→ **What is expected**:
Look through the material below. Copy every line with the string "they" in it.

→ **Record extracts**:
((

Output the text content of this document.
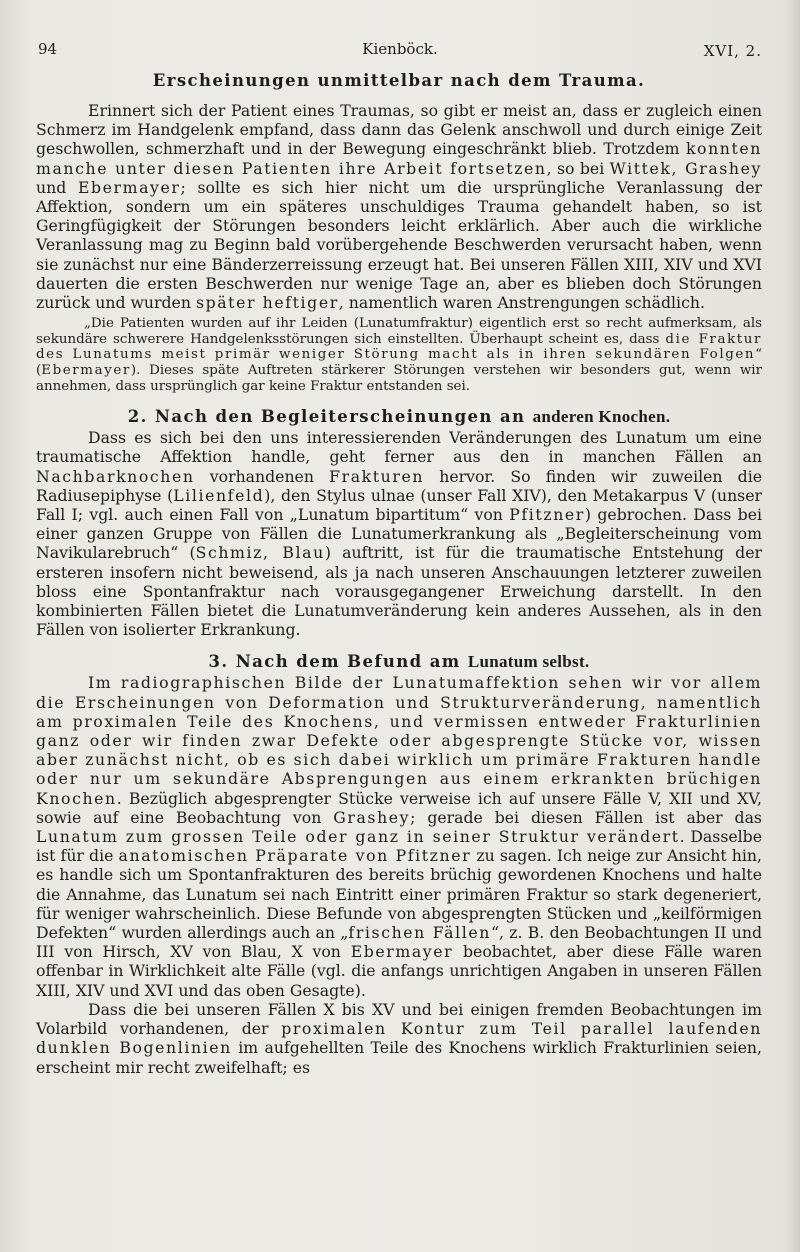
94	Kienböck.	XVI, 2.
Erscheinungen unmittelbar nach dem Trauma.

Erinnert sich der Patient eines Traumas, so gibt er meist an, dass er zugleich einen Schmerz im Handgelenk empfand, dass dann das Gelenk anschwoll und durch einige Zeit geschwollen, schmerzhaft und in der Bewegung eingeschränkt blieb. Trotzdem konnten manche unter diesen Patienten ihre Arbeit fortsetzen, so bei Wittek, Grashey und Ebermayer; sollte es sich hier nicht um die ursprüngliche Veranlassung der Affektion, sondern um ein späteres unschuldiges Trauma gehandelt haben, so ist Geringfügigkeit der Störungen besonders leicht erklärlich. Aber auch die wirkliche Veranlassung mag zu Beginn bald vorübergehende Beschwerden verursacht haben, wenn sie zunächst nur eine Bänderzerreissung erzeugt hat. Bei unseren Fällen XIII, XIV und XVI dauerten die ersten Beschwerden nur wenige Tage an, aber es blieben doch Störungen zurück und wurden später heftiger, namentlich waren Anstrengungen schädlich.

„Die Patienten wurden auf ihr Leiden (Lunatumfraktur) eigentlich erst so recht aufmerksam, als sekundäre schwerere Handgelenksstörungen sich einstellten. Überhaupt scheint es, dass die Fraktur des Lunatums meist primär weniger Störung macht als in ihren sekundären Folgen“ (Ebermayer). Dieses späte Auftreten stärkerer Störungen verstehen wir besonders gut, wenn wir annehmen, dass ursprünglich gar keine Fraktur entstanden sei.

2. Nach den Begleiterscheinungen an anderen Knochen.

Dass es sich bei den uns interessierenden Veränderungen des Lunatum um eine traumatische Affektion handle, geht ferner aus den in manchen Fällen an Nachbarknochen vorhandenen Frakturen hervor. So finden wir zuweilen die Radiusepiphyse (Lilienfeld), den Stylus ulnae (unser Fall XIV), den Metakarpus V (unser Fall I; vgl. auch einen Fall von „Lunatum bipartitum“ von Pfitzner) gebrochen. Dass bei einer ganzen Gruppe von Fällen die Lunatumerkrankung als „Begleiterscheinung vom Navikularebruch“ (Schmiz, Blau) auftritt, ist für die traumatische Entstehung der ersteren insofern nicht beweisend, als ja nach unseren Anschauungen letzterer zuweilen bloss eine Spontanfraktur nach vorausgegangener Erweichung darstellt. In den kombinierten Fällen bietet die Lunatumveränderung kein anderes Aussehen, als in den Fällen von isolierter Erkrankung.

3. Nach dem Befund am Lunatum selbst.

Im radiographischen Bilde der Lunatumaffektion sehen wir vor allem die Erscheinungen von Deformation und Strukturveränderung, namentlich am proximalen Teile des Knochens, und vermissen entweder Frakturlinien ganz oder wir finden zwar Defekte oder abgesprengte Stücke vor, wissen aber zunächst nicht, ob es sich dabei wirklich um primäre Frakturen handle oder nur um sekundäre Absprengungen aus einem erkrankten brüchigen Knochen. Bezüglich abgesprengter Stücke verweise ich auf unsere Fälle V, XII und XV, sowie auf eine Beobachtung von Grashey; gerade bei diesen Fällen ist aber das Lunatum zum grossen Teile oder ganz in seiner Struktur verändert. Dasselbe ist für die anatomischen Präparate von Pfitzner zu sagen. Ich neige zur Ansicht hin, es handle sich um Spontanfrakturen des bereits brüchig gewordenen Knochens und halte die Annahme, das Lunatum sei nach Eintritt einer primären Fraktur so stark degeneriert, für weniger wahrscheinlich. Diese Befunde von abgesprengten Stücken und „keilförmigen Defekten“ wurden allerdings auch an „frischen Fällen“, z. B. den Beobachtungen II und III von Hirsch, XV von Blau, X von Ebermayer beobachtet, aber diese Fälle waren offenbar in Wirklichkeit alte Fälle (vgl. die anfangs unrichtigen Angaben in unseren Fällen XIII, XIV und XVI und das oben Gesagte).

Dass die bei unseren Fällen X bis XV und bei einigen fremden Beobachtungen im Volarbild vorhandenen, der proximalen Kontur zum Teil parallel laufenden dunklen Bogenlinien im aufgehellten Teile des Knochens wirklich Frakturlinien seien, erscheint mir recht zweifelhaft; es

))
((

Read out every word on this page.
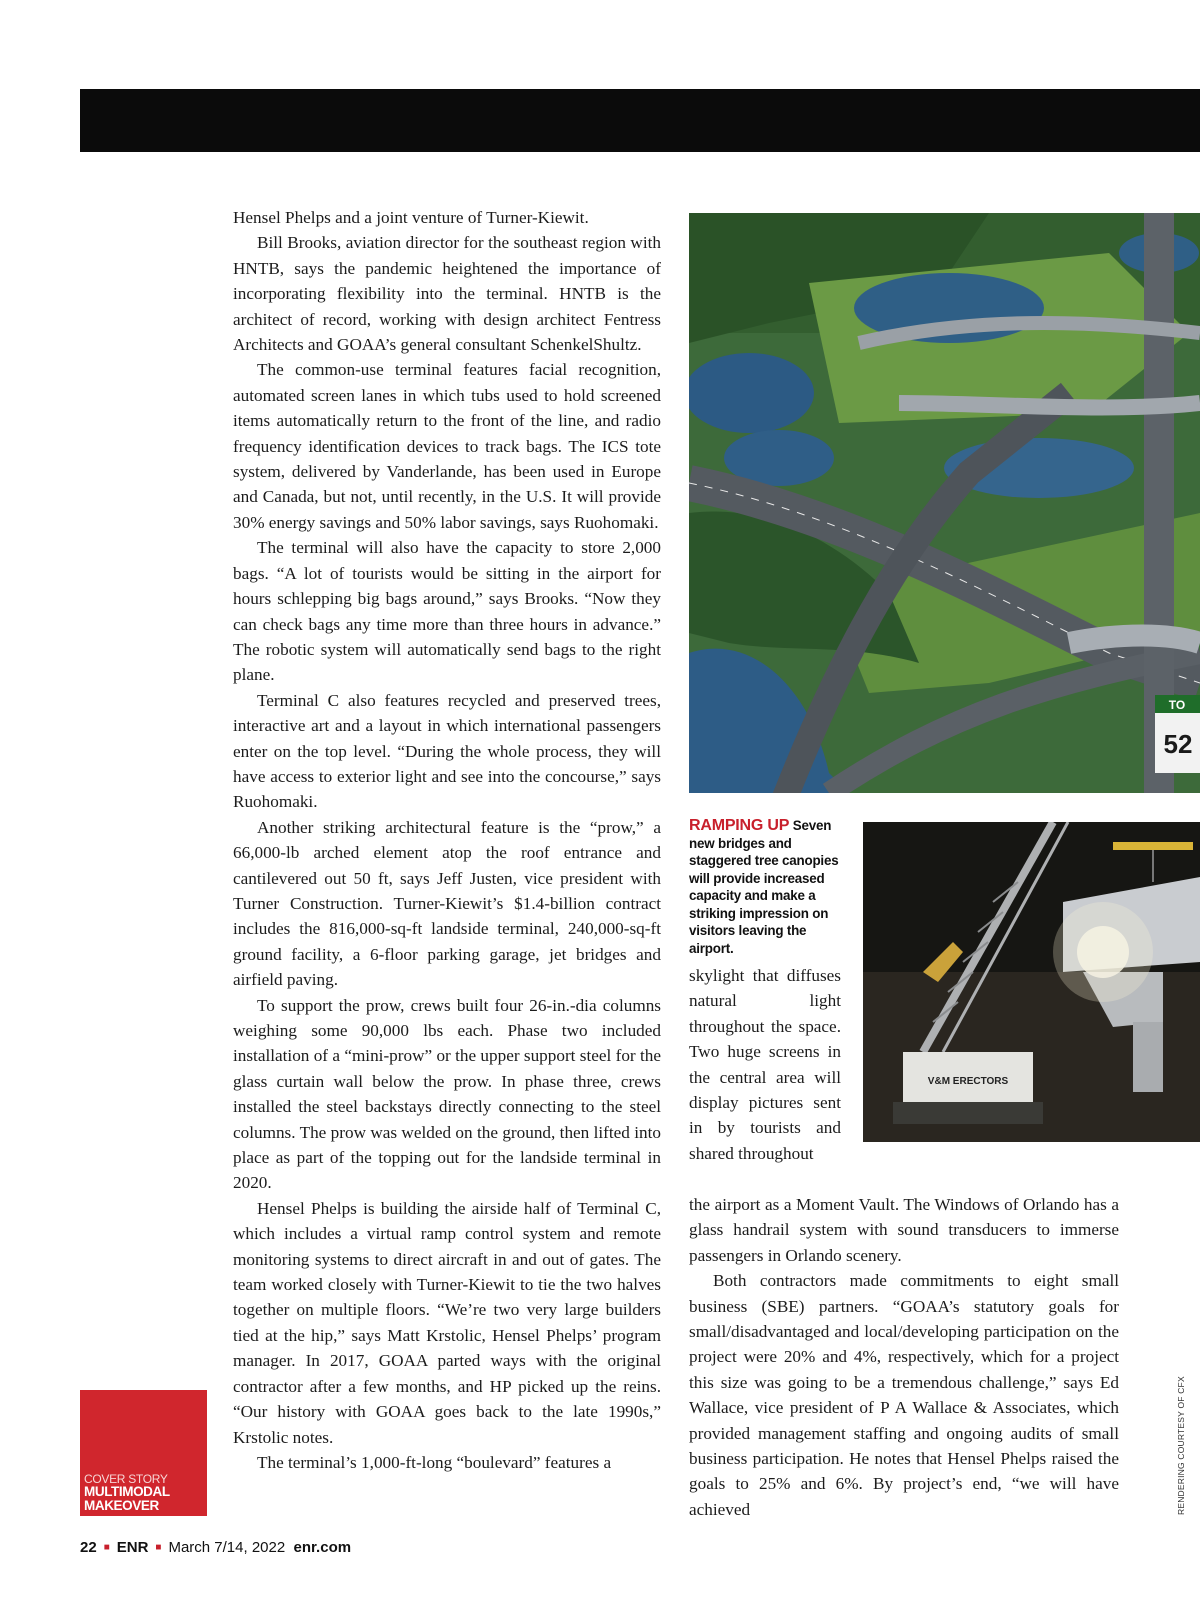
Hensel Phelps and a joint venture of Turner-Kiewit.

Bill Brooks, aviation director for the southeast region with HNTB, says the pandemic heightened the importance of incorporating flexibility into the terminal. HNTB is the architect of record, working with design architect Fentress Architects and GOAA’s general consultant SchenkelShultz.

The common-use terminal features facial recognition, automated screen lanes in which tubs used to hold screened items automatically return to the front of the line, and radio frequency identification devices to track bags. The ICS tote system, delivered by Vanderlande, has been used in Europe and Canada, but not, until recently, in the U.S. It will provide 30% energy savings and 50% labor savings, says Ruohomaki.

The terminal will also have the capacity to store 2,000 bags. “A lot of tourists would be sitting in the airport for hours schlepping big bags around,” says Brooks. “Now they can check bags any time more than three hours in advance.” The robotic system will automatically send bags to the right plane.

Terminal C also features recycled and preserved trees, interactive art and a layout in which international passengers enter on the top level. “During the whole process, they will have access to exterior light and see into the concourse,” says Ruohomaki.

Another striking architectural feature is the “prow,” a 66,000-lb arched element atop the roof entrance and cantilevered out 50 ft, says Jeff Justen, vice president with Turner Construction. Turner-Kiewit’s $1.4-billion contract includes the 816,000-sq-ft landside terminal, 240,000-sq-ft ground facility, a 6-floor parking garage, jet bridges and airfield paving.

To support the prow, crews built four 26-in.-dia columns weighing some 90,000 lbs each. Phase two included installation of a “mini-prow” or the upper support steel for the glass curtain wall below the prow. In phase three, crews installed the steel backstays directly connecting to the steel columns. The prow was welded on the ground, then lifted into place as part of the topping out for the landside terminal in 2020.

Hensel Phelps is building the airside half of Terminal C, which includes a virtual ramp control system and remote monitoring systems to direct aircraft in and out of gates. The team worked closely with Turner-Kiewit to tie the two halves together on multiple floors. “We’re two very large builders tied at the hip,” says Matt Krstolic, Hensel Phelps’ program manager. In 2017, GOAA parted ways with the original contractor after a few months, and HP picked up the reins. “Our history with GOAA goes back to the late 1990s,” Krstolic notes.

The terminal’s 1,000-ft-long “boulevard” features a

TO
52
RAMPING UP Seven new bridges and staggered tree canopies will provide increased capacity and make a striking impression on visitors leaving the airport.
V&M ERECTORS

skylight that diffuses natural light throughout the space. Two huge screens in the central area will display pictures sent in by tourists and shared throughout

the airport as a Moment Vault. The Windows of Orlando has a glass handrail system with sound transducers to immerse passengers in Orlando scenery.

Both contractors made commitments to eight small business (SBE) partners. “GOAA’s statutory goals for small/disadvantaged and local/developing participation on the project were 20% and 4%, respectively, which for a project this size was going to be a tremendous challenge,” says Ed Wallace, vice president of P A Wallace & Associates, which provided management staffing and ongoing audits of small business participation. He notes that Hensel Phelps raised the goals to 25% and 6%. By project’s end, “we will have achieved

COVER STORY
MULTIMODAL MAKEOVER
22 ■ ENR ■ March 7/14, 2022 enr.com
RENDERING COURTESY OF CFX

))
((

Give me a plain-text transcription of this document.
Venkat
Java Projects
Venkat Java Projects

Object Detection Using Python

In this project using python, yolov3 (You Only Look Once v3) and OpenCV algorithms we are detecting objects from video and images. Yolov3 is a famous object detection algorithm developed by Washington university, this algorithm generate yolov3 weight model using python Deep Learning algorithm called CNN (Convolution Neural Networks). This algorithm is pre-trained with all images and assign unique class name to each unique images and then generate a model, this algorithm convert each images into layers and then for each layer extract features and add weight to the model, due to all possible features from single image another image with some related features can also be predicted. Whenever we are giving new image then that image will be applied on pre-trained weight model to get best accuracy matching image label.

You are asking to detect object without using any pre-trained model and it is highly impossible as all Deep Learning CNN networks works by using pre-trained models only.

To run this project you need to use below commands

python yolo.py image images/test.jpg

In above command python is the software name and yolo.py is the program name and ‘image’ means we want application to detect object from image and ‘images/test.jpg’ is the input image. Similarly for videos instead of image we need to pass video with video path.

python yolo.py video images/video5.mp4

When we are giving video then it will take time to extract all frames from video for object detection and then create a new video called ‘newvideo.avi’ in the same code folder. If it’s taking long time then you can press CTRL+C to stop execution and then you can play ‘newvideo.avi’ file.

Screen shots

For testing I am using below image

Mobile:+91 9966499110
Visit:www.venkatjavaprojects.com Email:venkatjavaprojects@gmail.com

))

→ **Exercise response**:
The terminal will also have the capacity to store 2,000 bags. “A lot of tourists would be sitting in the airport for hours schlepping big bags around,” says Brooks. “Now they can check bags any time more than three hours in advance.” The robotic system will automatically send bags to the right plane.
Terminal C also features recycled and preserved trees, interactive art and a layout in which international passengers enter on the top level. “During the whole process, they will have access to exterior light and see into the concourse,” says Ruohomaki.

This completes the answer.